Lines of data
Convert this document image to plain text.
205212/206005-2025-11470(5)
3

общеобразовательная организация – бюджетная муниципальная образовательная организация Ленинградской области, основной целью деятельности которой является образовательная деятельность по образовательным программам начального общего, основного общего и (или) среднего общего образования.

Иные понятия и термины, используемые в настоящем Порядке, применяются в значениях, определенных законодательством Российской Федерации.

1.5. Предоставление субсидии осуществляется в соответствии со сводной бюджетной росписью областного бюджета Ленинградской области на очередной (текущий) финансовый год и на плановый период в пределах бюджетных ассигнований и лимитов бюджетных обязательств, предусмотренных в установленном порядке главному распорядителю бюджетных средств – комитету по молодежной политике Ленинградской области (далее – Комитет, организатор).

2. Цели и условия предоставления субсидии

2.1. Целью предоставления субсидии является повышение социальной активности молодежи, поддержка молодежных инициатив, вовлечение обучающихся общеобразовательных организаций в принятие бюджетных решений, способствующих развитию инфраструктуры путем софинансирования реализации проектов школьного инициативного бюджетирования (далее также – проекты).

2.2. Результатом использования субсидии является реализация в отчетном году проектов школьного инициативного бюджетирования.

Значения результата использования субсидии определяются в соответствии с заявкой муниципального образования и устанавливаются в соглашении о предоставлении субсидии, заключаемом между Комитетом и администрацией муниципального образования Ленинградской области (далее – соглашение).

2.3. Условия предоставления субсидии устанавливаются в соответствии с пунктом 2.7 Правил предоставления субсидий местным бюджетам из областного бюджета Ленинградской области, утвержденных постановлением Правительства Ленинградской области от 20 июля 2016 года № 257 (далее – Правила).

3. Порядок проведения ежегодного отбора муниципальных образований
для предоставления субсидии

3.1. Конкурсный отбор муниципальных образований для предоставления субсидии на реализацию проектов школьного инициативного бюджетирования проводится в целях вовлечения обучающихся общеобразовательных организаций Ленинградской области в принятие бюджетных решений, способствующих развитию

### [YOUR INSTRUCTIONS]
Give the data again, exactly as it stands.

### [TASK RESULT]
Convert this document image to plain text.
205212/206005-2025-11470(5)
3

общеобразовательная организация – бюджетная муниципальная образовательная организация Ленинградской области, основной целью деятельности которой является образовательная деятельность по образовательным программам начального общего, основного общего и (или) среднего общего образования.

Иные понятия и термины, используемые в настоящем Порядке, применяются в значениях, определенных законодательством Российской Федерации.

1.5. Предоставление субсидии осуществляется в соответствии со сводной бюджетной росписью областного бюджета Ленинградской области на очередной (текущий) финансовый год и на плановый период в пределах бюджетных ассигнований и лимитов бюджетных обязательств, предусмотренных в установленном порядке главному распорядителю бюджетных средств – комитету по молодежной политике Ленинградской области (далее – Комитет, организатор).

2. Цели и условия предоставления субсидии

2.1. Целью предоставления субсидии является повышение социальной активности молодежи, поддержка молодежных инициатив, вовлечение обучающихся общеобразовательных организаций в принятие бюджетных решений, способствующих развитию инфраструктуры путем софинансирования реализации проектов школьного инициативного бюджетирования (далее также – проекты).

2.2. Результатом использования субсидии является реализация в отчетном году проектов школьного инициативного бюджетирования.

Значения результата использования субсидии определяются в соответствии с заявкой муниципального образования и устанавливаются в соглашении о предоставлении субсидии, заключаемом между Комитетом и администрацией муниципального образования Ленинградской области (далее – соглашение).

2.3. Условия предоставления субсидии устанавливаются в соответствии с пунктом 2.7 Правил предоставления субсидий местным бюджетам из областного бюджета Ленинградской области, утвержденных постановлением Правительства Ленинградской области от 20 июля 2016 года № 257 (далее – Правила).

3. Порядок проведения ежегодного отбора муниципальных образований
для предоставления субсидии

3.1. Конкурсный отбор муниципальных образований для предоставления субсидии на реализацию проектов школьного инициативного бюджетирования проводится в целях вовлечения обучающихся общеобразовательных организаций Ленинградской области в принятие бюджетных решений, способствующих развитию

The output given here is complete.